• Exercise input
****************
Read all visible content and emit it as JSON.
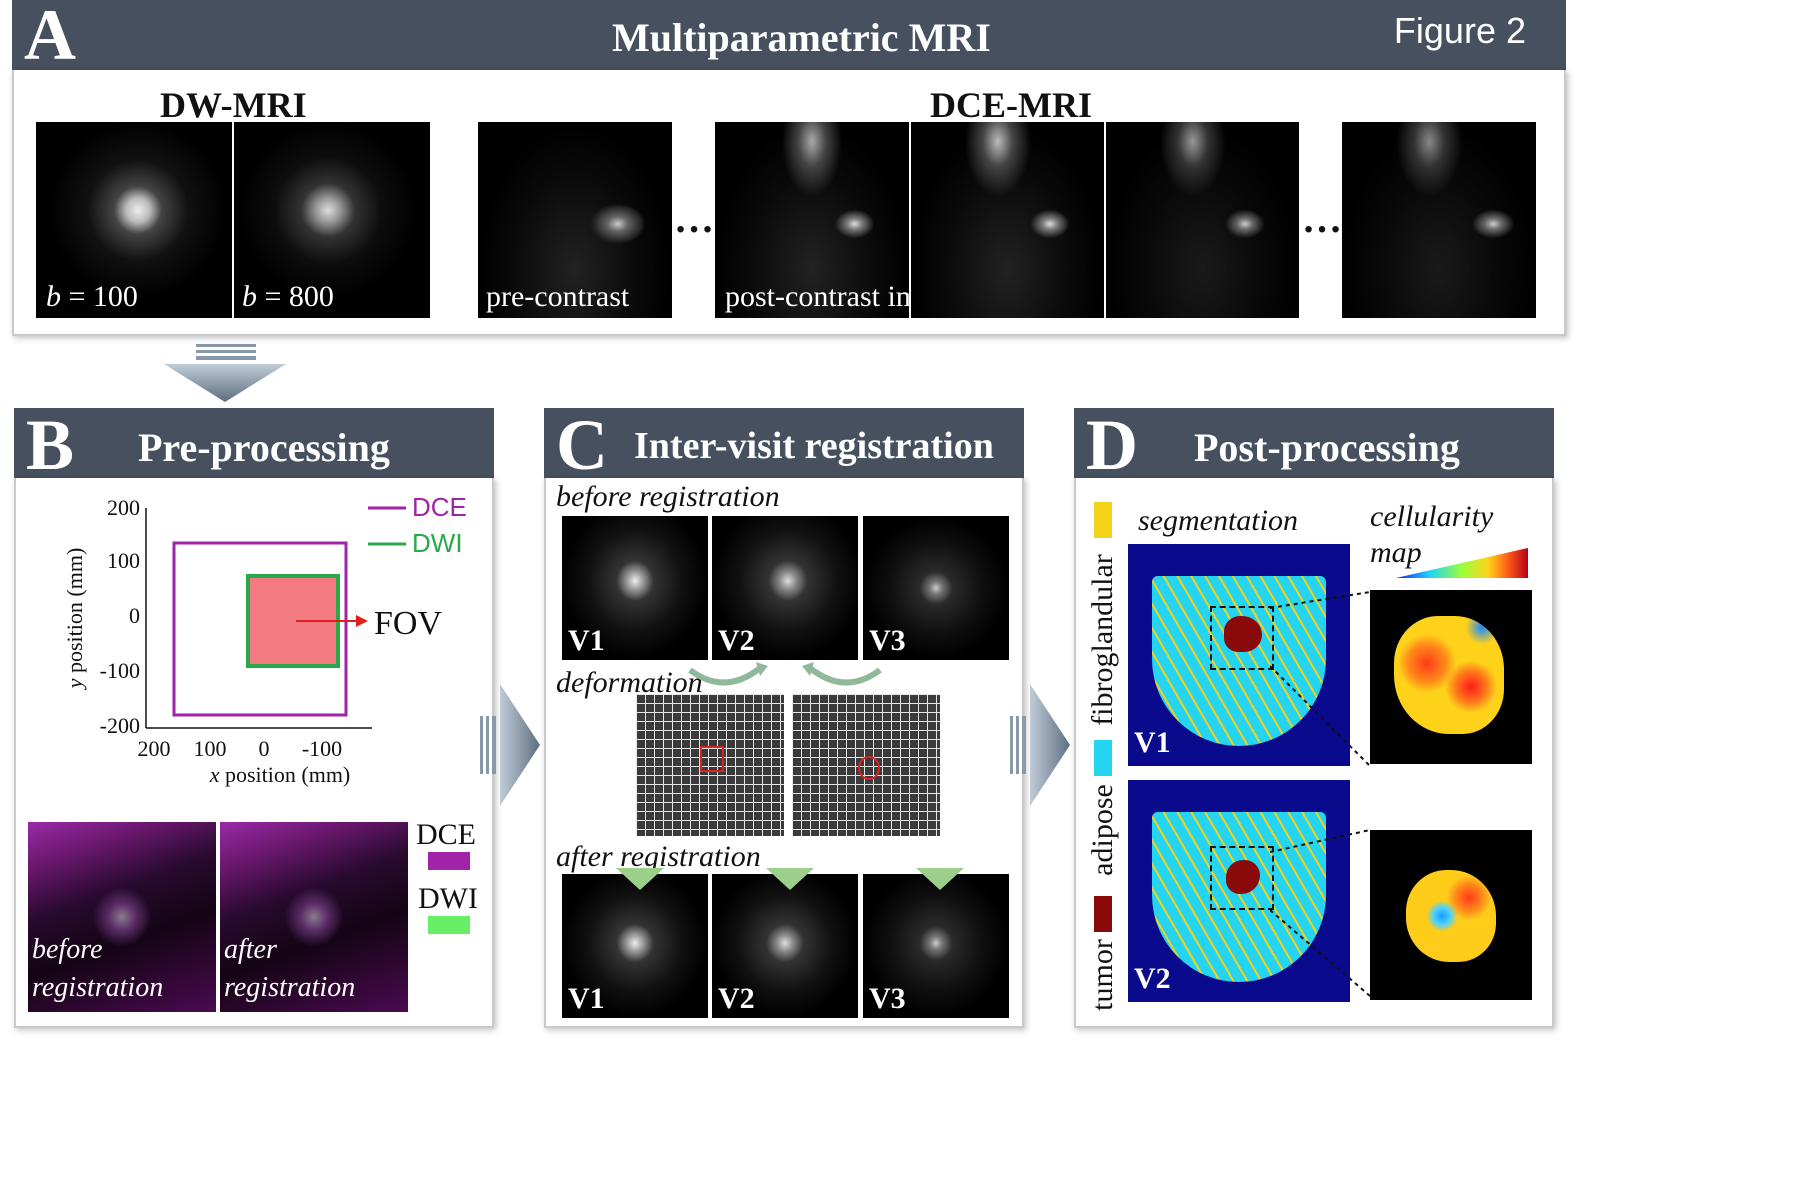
{
  "figure_label": "Figure 2",
  "panel_a": {
    "letter": "A",
    "title": "Multiparametric MRI",
    "dw_title": "DW-MRI",
    "dce_title": "DCE-MRI",
    "b_var": "b",
    "b100": " = 100",
    "b800": " = 800",
    "pre_contrast": "pre-contrast",
    "post_contrast": "post-contrast images",
    "ellipsis": "…"
  },
  "panel_b": {
    "letter": "B",
    "title": "Pre-processing",
    "legend_dce": "DCE",
    "legend_dwi": "DWI",
    "fov_label": "FOV",
    "y_ticks": [
      "200",
      "100",
      "0",
      "-100",
      "-200"
    ],
    "x_ticks": [
      "200",
      "100",
      "0",
      "-100"
    ],
    "ylabel_var": "y",
    "ylabel_rest": " position (mm)",
    "xlabel_var": "x",
    "xlabel_rest": " position (mm)",
    "overlay_before_1": "before",
    "overlay_before_2": "registration",
    "overlay_after_1": "after",
    "overlay_after_2": "registration",
    "key_dce": "DCE",
    "key_dwi": "DWI",
    "colors": {
      "dce": "#a023a8",
      "dwi": "#2aa84a",
      "fov_fill": "#f47a82",
      "arrow": "#e0201c"
    }
  },
  "panel_c": {
    "letter": "C",
    "title": "Inter-visit registration",
    "before_label": "before registration",
    "deformation_label": "deformation",
    "after_label": "after registration",
    "visits": [
      "V1",
      "V2",
      "V3"
    ]
  },
  "panel_d": {
    "letter": "D",
    "title": "Post-processing",
    "segmentation_label": "segmentation",
    "cellularity_1": "cellularity",
    "cellularity_2": "map",
    "legend": [
      {
        "label": "fibroglandular",
        "color": "#f5d21a"
      },
      {
        "label": "adipose",
        "color": "#25d4f0"
      },
      {
        "label": "tumor",
        "color": "#8a0a0a"
      }
    ],
    "visits": [
      "V1",
      "V2"
    ]
  }
}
****************
• Your objective
Look through the listing above. Pick out each line with "registration" and copy it.

• Exercise output
    "overlay_before_2": "registration",
    "overlay_after_2": "registration",
    "title": "Inter-visit registration",
    "before_label": "before registration",
    "after_label": "after registration",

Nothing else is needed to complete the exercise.